INSTRUCTIONS FOR THE TASK: Pick out every line in the data below that contains the word "groove" and copy each of those lines in full.
──────────────────────────────
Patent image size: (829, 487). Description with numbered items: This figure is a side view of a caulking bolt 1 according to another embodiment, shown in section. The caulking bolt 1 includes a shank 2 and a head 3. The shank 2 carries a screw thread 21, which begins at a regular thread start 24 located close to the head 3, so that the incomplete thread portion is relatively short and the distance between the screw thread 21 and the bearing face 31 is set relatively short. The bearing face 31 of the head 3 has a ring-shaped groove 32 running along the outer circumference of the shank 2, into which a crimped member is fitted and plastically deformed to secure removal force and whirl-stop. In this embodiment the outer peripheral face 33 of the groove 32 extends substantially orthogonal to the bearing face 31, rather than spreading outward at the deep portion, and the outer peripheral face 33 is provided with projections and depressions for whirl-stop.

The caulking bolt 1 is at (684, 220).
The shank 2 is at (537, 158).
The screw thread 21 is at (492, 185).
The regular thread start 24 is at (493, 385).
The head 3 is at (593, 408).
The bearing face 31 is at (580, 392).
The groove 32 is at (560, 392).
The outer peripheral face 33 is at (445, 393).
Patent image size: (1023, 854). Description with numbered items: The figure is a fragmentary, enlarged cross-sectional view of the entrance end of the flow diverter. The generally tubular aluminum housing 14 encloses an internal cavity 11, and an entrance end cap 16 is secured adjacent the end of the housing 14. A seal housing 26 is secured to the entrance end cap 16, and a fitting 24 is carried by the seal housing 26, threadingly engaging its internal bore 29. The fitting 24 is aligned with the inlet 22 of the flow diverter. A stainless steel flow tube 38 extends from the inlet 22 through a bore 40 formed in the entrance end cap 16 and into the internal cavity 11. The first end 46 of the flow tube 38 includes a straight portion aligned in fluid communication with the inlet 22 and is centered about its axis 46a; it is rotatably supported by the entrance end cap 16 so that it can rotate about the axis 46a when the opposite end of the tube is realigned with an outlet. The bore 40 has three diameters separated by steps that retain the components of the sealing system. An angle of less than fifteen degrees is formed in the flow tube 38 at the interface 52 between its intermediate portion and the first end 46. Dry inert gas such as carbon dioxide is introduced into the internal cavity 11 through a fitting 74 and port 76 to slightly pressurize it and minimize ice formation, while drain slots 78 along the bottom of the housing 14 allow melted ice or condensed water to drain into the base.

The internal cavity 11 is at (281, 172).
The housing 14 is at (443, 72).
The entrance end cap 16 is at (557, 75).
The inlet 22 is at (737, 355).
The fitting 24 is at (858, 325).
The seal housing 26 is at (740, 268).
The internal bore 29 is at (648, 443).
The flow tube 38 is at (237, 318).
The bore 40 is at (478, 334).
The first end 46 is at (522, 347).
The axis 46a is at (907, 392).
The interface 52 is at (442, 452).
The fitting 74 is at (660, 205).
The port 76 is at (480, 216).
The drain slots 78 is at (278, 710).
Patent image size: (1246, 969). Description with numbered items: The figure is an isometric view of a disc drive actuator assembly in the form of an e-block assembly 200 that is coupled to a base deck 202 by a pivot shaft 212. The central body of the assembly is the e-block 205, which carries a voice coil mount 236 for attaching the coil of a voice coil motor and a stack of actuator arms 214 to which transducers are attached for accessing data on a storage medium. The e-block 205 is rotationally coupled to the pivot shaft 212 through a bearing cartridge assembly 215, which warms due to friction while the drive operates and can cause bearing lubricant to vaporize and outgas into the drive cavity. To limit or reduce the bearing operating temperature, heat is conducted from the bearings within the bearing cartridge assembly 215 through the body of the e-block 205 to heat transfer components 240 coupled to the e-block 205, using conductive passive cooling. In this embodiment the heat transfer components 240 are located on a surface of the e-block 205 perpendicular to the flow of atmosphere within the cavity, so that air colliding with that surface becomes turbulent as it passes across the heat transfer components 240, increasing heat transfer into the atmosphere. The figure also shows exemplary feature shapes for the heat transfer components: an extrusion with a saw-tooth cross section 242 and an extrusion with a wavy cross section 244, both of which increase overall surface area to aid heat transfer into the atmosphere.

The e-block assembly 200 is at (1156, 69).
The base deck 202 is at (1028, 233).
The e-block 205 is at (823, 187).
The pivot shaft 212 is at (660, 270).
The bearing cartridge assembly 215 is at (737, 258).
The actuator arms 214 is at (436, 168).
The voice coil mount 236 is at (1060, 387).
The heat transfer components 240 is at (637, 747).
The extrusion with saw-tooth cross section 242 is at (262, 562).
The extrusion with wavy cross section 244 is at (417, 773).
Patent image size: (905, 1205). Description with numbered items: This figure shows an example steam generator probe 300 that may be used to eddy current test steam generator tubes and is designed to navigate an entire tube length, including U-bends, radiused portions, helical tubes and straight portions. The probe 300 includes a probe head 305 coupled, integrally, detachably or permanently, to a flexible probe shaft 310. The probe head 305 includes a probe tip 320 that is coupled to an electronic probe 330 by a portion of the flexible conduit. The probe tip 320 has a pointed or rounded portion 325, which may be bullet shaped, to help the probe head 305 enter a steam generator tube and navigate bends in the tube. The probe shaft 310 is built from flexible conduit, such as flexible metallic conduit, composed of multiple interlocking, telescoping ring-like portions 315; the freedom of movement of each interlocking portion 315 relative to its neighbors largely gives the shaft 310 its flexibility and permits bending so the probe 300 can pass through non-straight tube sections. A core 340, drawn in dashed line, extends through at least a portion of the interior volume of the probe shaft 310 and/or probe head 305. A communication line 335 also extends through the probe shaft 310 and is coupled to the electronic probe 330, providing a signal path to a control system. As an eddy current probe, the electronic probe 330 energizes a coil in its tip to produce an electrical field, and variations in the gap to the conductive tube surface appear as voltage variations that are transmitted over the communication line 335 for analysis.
──────────────────────────────
REPLY TO THE EXERCISE:
Patent image size: (829, 487). Description with numbered items: This figure is a side view of a caulking bolt 1 according to another embodiment, shown in section. The caulking bolt 1 includes a shank 2 and a head 3. The shank 2 carries a screw thread 21, which begins at a regular thread start 24 located close to the head 3, so that the incomplete thread portion is relatively short and the distance between the screw thread 21 and the bearing face 31 is set relatively short. The bearing face 31 of the head 3 has a ring-shaped groove 32 running along the outer circumference of the shank 2, into which a crimped member is fitted and plastically deformed to secure removal force and whirl-stop. In this embodiment the outer peripheral face 33 of the groove 32 extends substantially orthogonal to the bearing face 31, rather than spreading outward at the deep portion, and the outer peripheral face 33 is provided with projections and depressions for whirl-stop.
The groove 32 is at (560, 392).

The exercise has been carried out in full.